• **What is required**
Only lines with the string "text" matter here; gather them from the material below.

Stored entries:
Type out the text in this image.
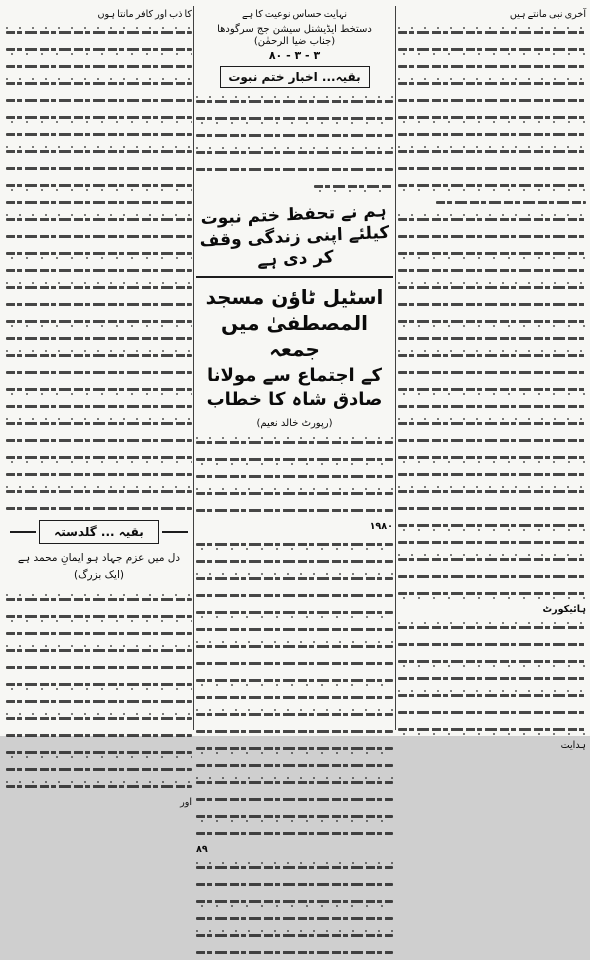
آخری نبی مانتے ہیں
ہائیکورٹ
ہدایت
نہایت حساس نوعیت کا ہے
دستخط ایڈیشنل سیشن جج سرگودھا
(جناب ضیا الرحمٰن)
۳ - ۳ - ۸۰
بقیہ... اخبار ختم نبوت
ہم نے تحفظ ختم نبوت کیلئے اپنی زندگی وقف کر دی ہے
اسٹیل ٹاؤن مسجد المصطفیٰ میں جمعہ
کے اجتماع سے مولانا صادق شاہ کا خطاب
(رپورٹ خالد نعیم)
۱۹۸۰
۸۹
کا ذب اور کافر مانتا ہوں
بقیہ ... گلدستہ
دل میں عزم جہاد ہو ایمانِ محمد ہے
(ایک بزرگ)
اور
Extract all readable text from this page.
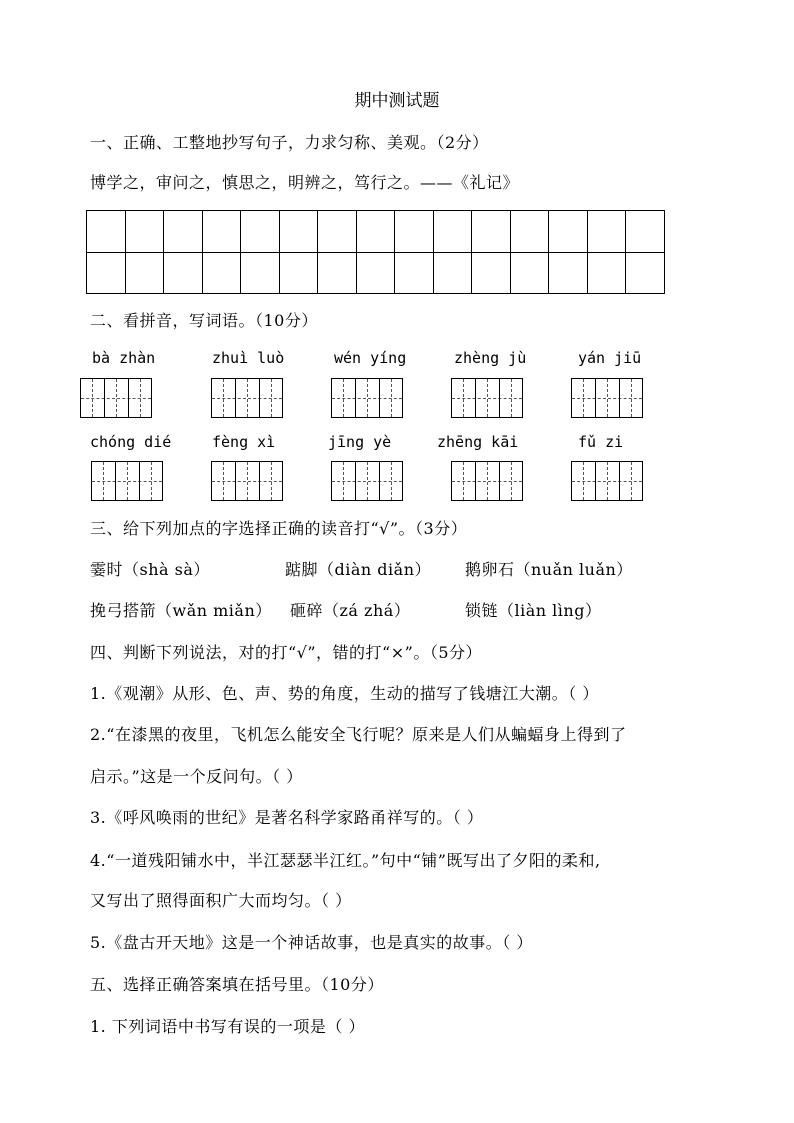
期中测试题
一、正确、工整地抄写句子，力求匀称、美观。（2分）
博学之，审问之，慎思之，明辨之，笃行之。——《礼记》

二、看拼音，写词语。（10分）
bà zhàn	zhuì luò	wén yíng	zhèng jù	yán jiū
chóng dié	fèng xì	jīng yè	zhēng kāi	fǔ zi
三、给下列加点的字选择正确的读音打“√”。（3分）
霎时（shà sà）	踮脚（diàn diǎn） 鹅卵石（nuǎn luǎn）
挽弓搭箭（wǎn miǎn） 砸碎（zá zhá）	锁链（liàn lìng）
四、判断下列说法，对的打“√”，错的打“×”。（5分）
1.《观潮》从形、色、声、势的角度，生动的描写了钱塘江大潮。（ ）
2.“在漆黑的夜里，飞机怎么能安全飞行呢？原来是人们从蝙蝠身上得到了
启示。”这是一个反问句。（ ）
3.《呼风唤雨的世纪》是著名科学家路甬祥写的。（ ）
4.“一道残阳铺水中，半江瑟瑟半江红。”句中“铺”既写出了夕阳的柔和,
又写出了照得面积广大而均匀。（ ）
5.《盘古开天地》这是一个神话故事，也是真实的故事。（ ）
五、选择正确答案填在括号里。（10分）
1. 下列词语中书写有误的一项是（ ）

• **Task answer**
Type out the text in this image.
Extract all readable text from this page.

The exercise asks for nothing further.